**OBJECTIVE**
Count every line in the data below where "JSON" occurs, then state that number and nothing more.

**MATERIALS PROVIDED**
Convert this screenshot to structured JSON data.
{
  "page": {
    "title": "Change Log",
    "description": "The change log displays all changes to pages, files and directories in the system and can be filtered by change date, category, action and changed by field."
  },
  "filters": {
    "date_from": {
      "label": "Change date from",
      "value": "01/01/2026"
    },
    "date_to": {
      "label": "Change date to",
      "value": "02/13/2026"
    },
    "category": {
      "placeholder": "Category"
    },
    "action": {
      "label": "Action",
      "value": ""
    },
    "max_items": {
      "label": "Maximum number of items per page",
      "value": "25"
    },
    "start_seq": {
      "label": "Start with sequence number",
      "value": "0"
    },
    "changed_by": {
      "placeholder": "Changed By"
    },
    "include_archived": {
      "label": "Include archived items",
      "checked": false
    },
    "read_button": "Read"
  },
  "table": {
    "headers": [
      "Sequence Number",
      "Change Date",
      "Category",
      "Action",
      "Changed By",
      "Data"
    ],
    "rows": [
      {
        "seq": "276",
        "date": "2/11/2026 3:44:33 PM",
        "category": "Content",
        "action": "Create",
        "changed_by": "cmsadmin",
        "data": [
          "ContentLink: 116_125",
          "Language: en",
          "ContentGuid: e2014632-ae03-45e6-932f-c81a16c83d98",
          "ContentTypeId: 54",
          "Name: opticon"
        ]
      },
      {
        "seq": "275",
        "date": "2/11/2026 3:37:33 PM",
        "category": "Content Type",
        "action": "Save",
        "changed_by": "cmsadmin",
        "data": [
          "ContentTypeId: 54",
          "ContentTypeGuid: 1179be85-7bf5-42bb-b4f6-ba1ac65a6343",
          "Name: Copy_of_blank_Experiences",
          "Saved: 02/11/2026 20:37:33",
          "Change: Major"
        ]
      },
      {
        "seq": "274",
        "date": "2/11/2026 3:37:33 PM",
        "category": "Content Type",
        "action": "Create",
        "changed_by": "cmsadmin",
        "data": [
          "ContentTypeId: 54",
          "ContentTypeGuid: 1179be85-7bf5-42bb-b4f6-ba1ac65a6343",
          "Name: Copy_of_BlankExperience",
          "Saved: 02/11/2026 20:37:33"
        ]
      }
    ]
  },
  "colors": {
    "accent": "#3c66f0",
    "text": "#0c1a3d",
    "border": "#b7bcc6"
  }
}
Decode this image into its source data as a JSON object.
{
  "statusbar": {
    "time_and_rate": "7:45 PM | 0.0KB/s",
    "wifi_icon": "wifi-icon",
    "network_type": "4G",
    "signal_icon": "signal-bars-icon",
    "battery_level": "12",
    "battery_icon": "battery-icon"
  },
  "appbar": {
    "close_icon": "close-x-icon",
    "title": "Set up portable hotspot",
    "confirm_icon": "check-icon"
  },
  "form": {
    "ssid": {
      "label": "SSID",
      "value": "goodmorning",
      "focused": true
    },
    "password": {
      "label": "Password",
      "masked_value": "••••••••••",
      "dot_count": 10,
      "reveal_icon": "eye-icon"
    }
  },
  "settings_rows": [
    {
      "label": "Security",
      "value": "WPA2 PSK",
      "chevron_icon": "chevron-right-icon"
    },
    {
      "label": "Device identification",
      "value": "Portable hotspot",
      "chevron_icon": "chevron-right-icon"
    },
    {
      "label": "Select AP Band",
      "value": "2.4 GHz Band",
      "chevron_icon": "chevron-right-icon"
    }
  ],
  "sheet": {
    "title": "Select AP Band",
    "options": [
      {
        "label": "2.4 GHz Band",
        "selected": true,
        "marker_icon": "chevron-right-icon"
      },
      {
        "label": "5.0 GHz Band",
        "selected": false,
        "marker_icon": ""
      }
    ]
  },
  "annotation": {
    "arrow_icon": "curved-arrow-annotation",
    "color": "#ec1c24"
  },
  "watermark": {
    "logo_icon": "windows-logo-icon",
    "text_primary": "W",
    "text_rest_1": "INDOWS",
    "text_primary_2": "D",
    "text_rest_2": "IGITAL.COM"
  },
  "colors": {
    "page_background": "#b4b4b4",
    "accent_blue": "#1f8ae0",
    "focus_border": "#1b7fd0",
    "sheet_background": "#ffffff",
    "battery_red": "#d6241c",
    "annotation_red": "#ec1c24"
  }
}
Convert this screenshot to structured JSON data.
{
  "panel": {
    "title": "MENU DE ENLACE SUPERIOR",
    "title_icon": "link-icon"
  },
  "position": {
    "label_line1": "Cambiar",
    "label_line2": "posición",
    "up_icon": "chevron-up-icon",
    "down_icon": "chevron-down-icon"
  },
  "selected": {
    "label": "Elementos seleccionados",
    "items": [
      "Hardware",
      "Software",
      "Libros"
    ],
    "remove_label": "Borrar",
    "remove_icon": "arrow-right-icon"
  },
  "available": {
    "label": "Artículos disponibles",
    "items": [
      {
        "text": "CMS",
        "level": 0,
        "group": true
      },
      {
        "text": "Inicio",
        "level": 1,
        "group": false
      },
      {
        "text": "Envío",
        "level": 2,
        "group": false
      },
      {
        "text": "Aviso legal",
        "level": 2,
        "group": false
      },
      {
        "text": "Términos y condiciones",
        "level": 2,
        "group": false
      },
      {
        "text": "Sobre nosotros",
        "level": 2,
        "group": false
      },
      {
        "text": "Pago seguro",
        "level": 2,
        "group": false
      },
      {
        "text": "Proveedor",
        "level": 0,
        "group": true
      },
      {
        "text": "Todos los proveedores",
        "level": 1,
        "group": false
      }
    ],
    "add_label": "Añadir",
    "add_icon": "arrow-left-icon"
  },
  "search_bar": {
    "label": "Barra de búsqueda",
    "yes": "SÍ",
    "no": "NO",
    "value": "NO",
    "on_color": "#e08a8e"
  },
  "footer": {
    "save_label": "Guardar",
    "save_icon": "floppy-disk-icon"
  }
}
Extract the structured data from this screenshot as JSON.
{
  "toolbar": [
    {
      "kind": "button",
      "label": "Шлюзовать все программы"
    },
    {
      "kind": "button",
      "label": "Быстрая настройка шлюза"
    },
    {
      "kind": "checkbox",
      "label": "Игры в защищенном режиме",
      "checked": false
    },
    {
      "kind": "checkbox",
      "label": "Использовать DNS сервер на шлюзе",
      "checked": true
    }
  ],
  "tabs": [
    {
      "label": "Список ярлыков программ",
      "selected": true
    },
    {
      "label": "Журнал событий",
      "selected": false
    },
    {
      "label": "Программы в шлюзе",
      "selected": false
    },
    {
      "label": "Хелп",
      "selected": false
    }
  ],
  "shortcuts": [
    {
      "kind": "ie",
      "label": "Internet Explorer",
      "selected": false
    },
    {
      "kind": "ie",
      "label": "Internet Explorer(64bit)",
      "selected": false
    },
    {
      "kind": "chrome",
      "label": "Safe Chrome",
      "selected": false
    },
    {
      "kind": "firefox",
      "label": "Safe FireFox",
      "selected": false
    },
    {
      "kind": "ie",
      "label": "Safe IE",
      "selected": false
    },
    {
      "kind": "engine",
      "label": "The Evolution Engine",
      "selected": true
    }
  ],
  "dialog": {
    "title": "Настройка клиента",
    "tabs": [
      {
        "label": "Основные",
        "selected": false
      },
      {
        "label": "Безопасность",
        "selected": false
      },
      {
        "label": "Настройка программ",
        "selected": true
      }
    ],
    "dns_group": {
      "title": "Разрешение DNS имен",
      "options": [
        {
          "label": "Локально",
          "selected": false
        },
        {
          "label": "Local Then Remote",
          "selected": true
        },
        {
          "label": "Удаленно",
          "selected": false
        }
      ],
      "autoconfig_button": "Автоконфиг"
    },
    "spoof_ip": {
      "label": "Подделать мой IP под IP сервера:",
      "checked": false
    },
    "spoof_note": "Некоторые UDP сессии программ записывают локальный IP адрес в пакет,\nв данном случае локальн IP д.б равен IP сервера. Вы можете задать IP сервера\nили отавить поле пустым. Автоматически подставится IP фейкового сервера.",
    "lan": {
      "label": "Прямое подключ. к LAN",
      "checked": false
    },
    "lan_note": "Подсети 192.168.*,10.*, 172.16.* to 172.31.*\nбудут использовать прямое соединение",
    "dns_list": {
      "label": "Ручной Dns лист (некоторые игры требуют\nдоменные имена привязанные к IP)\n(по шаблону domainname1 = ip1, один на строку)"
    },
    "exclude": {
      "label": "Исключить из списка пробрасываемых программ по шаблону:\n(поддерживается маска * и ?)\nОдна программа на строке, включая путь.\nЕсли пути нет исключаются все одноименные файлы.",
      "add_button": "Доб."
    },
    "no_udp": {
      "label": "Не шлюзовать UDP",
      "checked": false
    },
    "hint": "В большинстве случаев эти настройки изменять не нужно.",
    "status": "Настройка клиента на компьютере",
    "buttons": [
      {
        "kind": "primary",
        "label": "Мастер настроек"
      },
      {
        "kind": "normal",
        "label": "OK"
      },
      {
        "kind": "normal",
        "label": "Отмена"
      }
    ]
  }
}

**FINISHED TASK**
4